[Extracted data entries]

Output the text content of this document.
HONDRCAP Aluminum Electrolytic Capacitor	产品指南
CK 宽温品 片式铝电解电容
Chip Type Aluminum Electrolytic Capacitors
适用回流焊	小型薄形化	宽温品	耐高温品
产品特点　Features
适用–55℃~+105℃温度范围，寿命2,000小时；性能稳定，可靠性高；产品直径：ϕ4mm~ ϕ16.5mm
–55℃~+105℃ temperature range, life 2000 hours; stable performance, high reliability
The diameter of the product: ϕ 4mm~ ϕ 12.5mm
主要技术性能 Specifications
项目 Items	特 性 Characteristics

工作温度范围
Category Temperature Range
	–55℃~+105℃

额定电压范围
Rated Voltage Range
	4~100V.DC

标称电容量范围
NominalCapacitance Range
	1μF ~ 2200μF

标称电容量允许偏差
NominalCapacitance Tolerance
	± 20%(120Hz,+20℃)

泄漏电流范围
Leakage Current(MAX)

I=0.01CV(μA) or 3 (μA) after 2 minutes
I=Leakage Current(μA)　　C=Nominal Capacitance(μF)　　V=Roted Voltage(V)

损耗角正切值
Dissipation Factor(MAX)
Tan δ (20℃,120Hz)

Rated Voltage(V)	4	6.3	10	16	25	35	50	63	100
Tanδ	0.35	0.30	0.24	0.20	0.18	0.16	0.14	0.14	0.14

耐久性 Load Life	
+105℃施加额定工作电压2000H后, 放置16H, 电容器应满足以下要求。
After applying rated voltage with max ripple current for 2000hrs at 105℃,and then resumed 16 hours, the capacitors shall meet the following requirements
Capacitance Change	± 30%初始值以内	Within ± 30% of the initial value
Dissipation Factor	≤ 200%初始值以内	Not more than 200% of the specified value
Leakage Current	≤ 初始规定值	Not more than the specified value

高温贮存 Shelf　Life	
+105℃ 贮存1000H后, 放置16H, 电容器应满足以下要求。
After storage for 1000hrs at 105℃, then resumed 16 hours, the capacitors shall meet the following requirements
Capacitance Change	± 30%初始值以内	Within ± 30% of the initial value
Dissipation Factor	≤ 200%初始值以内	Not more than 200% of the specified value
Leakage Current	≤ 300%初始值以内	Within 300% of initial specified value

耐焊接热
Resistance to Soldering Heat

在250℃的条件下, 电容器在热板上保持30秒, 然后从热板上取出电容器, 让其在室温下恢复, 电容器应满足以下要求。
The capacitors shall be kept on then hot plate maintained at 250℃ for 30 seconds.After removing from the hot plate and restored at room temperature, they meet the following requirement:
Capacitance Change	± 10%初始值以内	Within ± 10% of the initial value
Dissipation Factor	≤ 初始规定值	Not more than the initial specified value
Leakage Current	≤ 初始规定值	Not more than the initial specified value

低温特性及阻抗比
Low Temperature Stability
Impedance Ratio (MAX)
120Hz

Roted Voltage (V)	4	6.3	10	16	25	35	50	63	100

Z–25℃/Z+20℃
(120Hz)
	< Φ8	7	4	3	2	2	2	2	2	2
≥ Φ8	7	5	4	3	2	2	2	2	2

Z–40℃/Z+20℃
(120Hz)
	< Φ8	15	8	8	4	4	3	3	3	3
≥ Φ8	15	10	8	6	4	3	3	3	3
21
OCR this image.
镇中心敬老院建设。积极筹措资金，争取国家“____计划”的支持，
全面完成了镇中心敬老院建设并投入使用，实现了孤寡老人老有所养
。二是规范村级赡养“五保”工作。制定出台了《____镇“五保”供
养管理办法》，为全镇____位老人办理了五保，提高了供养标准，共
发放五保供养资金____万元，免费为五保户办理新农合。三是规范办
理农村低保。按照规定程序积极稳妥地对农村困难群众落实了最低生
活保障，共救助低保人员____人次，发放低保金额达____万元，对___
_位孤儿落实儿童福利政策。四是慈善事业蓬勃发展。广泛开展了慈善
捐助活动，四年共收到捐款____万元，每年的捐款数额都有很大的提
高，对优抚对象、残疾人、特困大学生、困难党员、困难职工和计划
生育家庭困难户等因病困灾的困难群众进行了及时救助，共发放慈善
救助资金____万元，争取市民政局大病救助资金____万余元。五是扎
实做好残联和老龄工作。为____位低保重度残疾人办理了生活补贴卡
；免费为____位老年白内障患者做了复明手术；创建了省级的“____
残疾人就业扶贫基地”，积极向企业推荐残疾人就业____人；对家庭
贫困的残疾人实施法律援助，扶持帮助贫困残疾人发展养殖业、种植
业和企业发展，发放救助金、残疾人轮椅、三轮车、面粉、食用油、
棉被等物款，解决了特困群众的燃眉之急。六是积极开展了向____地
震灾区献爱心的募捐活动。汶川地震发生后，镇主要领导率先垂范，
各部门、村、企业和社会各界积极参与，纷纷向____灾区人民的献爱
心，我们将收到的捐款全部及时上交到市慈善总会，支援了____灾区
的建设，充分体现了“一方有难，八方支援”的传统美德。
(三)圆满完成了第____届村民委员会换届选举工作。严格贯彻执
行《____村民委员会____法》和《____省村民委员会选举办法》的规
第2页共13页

**WRITTEN INSTRUCTION**
Only the lines from the one that contains "OCR this image." to the end of the entries above should be given again, exactly and in full.

**SOLUTION**
OCR this image.
镇中心敬老院建设。积极筹措资金，争取国家“____计划”的支持，
全面完成了镇中心敬老院建设并投入使用，实现了孤寡老人老有所养
。二是规范村级赡养“五保”工作。制定出台了《____镇“五保”供
养管理办法》，为全镇____位老人办理了五保，提高了供养标准，共
发放五保供养资金____万元，免费为五保户办理新农合。三是规范办
理农村低保。按照规定程序积极稳妥地对农村困难群众落实了最低生
活保障，共救助低保人员____人次，发放低保金额达____万元，对___
_位孤儿落实儿童福利政策。四是慈善事业蓬勃发展。广泛开展了慈善
捐助活动，四年共收到捐款____万元，每年的捐款数额都有很大的提
高，对优抚对象、残疾人、特困大学生、困难党员、困难职工和计划
生育家庭困难户等因病困灾的困难群众进行了及时救助，共发放慈善
救助资金____万元，争取市民政局大病救助资金____万余元。五是扎
实做好残联和老龄工作。为____位低保重度残疾人办理了生活补贴卡
；免费为____位老年白内障患者做了复明手术；创建了省级的“____
残疾人就业扶贫基地”，积极向企业推荐残疾人就业____人；对家庭
贫困的残疾人实施法律援助，扶持帮助贫困残疾人发展养殖业、种植
业和企业发展，发放救助金、残疾人轮椅、三轮车、面粉、食用油、
棉被等物款，解决了特困群众的燃眉之急。六是积极开展了向____地
震灾区献爱心的募捐活动。汶川地震发生后，镇主要领导率先垂范，
各部门、村、企业和社会各界积极参与，纷纷向____灾区人民的献爱
心，我们将收到的捐款全部及时上交到市慈善总会，支援了____灾区
的建设，充分体现了“一方有难，八方支援”的传统美德。
(三)圆满完成了第____届村民委员会换届选举工作。严格贯彻执
行《____村民委员会____法》和《____省村民委员会选举办法》的规
第2页共13页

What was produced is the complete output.